WRITTEN PROBLEM:
Go through the entries below and collect each line with the string "relative" in it.

SUPPLIED DATA:
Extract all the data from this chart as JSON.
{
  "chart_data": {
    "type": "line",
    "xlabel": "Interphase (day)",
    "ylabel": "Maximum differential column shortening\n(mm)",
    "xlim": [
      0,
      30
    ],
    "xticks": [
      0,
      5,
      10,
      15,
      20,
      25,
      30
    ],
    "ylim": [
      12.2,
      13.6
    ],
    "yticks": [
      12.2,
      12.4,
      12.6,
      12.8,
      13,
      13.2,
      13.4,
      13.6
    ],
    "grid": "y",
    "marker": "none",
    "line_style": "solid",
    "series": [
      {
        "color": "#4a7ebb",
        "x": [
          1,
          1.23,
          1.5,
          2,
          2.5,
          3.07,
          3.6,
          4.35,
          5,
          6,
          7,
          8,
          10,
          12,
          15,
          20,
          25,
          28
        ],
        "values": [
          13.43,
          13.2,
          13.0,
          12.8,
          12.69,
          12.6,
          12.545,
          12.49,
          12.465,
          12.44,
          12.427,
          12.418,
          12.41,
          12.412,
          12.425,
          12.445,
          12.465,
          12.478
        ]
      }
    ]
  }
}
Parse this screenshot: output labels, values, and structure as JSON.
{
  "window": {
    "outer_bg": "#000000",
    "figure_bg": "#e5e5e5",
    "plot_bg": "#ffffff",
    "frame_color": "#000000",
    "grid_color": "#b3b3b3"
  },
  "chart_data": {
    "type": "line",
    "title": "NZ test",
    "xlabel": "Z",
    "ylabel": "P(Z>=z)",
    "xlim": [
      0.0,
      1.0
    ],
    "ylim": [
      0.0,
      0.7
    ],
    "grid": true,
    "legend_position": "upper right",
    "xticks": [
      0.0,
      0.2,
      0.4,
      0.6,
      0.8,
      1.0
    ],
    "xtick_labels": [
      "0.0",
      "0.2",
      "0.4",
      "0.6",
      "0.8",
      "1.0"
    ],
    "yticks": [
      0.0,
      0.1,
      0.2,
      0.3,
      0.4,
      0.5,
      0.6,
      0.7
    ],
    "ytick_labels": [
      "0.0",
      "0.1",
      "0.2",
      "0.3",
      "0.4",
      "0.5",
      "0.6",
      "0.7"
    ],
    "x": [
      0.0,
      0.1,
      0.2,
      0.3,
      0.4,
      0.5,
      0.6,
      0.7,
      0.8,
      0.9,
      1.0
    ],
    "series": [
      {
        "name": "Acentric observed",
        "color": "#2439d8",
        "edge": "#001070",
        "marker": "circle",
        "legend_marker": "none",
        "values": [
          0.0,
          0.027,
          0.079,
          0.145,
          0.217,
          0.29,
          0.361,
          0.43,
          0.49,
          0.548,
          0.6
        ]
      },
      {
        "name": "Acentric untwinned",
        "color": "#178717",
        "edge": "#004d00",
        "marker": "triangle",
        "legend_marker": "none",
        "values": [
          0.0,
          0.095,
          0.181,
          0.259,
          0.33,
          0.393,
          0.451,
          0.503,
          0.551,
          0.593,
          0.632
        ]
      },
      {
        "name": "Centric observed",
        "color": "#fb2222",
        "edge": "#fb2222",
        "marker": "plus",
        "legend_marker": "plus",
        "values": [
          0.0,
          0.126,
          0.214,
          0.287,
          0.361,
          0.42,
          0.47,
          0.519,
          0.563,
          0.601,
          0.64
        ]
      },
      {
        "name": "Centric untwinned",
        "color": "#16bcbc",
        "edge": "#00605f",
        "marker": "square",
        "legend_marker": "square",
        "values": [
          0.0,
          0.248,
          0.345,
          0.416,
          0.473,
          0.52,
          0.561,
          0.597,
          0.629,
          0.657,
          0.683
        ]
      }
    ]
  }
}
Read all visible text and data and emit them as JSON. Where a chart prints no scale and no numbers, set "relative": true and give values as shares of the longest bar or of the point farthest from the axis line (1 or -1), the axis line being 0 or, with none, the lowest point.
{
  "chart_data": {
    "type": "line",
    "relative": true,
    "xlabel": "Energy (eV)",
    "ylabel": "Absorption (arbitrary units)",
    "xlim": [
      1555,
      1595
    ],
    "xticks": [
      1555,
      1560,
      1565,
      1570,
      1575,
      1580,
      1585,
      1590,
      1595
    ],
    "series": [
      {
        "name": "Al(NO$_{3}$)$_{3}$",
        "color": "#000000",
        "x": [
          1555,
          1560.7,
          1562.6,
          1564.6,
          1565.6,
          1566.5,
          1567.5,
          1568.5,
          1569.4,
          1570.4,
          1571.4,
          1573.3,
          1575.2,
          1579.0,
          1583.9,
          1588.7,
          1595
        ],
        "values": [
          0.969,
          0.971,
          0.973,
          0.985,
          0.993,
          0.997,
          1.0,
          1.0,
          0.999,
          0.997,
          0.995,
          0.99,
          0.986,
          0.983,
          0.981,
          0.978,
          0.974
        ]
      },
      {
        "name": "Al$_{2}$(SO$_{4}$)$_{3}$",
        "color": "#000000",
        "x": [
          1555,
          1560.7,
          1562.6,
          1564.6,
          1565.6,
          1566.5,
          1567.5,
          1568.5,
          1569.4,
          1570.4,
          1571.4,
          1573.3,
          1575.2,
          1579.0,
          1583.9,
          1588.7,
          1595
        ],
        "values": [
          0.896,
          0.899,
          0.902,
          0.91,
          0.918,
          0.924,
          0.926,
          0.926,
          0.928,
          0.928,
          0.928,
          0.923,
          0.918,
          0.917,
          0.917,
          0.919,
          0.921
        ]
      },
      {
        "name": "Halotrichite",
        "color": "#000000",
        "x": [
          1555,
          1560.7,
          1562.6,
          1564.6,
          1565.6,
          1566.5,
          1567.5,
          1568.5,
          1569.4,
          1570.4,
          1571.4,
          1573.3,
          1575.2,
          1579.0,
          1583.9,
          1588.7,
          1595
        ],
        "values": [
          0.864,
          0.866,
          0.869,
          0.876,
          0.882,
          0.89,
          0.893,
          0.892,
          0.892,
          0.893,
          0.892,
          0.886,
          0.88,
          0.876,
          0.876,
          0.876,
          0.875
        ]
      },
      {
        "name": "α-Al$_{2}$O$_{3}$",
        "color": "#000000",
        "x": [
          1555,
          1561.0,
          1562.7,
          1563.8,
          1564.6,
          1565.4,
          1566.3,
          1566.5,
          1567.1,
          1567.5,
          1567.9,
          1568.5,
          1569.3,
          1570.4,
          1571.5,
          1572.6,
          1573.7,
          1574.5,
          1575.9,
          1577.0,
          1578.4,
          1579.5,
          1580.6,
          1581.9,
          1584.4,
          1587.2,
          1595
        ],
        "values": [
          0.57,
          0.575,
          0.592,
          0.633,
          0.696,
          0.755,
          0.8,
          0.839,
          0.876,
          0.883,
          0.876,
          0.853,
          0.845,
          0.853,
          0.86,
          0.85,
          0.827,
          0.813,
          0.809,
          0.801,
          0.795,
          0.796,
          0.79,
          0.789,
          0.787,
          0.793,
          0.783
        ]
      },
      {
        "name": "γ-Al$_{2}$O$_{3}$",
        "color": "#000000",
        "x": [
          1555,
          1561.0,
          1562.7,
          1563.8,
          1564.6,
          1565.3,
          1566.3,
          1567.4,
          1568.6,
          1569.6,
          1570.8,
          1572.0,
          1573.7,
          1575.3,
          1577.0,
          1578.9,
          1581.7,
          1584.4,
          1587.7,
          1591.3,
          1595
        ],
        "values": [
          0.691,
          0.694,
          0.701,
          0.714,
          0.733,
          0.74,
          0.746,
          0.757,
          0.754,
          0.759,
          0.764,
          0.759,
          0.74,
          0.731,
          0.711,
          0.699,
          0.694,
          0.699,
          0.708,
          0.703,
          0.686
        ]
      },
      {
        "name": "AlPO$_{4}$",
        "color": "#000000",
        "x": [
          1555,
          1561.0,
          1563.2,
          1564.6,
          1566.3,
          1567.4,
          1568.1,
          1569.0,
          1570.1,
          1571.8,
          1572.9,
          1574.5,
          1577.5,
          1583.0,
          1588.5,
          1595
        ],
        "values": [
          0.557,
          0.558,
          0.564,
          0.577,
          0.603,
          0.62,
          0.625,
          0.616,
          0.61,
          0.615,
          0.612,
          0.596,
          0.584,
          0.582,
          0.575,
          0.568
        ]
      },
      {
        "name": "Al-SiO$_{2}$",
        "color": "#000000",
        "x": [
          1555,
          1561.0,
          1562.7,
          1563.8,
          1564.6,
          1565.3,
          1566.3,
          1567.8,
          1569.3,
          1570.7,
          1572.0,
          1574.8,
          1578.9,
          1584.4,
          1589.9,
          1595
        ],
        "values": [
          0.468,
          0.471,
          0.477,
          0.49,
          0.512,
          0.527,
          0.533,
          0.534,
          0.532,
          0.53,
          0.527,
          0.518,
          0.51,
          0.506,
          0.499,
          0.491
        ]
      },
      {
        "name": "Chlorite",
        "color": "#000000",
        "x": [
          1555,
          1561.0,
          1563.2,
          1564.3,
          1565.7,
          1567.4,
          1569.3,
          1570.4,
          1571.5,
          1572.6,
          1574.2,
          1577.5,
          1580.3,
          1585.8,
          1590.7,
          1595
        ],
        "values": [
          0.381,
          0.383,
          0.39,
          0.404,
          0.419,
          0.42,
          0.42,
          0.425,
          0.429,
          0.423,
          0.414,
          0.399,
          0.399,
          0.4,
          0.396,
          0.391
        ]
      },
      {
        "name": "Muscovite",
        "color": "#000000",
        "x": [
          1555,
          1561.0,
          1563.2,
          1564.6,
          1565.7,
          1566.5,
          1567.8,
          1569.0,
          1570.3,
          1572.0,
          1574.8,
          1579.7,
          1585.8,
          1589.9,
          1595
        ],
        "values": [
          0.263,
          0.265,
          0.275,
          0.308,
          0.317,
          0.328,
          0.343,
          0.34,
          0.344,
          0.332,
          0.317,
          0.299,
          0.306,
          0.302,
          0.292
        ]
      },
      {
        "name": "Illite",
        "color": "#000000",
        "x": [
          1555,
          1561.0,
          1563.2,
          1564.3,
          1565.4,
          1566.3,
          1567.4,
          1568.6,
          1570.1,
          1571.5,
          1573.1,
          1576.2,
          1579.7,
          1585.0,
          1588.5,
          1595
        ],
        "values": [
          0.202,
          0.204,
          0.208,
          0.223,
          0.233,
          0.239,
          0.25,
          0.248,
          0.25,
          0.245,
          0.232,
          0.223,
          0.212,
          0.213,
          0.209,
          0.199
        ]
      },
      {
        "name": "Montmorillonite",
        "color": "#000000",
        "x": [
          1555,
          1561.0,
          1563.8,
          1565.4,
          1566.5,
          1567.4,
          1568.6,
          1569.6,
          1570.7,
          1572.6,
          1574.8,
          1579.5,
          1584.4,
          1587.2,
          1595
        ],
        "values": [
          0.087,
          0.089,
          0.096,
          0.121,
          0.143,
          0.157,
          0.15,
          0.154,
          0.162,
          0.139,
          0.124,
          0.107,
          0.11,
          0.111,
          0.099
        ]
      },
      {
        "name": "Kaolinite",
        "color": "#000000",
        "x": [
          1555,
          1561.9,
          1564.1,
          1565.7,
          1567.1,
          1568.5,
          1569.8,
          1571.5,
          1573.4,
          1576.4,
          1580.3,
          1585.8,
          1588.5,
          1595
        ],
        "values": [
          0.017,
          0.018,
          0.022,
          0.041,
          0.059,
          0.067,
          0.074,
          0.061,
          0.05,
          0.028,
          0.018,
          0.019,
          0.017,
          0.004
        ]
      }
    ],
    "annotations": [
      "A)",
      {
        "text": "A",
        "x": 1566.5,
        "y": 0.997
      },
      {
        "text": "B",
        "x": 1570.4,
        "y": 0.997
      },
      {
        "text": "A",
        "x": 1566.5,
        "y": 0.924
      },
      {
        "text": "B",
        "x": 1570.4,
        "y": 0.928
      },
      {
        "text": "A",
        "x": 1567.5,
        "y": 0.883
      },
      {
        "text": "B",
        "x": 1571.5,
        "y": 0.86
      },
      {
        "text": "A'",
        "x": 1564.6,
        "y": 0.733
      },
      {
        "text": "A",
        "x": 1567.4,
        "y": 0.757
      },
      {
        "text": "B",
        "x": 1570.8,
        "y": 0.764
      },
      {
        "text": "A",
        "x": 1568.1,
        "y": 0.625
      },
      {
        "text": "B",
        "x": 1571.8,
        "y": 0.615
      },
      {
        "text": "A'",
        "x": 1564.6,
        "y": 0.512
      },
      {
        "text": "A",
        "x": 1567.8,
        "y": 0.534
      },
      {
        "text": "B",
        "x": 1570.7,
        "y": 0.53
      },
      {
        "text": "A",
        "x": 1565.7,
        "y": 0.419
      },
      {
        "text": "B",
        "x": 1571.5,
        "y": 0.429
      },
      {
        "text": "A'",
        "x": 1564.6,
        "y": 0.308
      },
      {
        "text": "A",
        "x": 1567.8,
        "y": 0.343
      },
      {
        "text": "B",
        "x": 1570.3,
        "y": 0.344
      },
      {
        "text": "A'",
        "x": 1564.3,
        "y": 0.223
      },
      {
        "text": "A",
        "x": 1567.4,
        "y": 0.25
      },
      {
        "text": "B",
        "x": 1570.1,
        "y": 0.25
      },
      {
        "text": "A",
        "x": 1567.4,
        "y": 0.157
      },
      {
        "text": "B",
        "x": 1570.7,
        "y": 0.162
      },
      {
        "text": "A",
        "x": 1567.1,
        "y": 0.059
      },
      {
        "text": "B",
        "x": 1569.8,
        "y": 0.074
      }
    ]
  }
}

THE RESPONSE:
Read all visible text and data and emit them as JSON. Where a chart prints no scale and no numbers, set "relative": true and give values as shares of the longest bar or of the point farthest from the axis line (1 or -1), the axis line being 0 or, with none, the lowest point.
    "relative": true,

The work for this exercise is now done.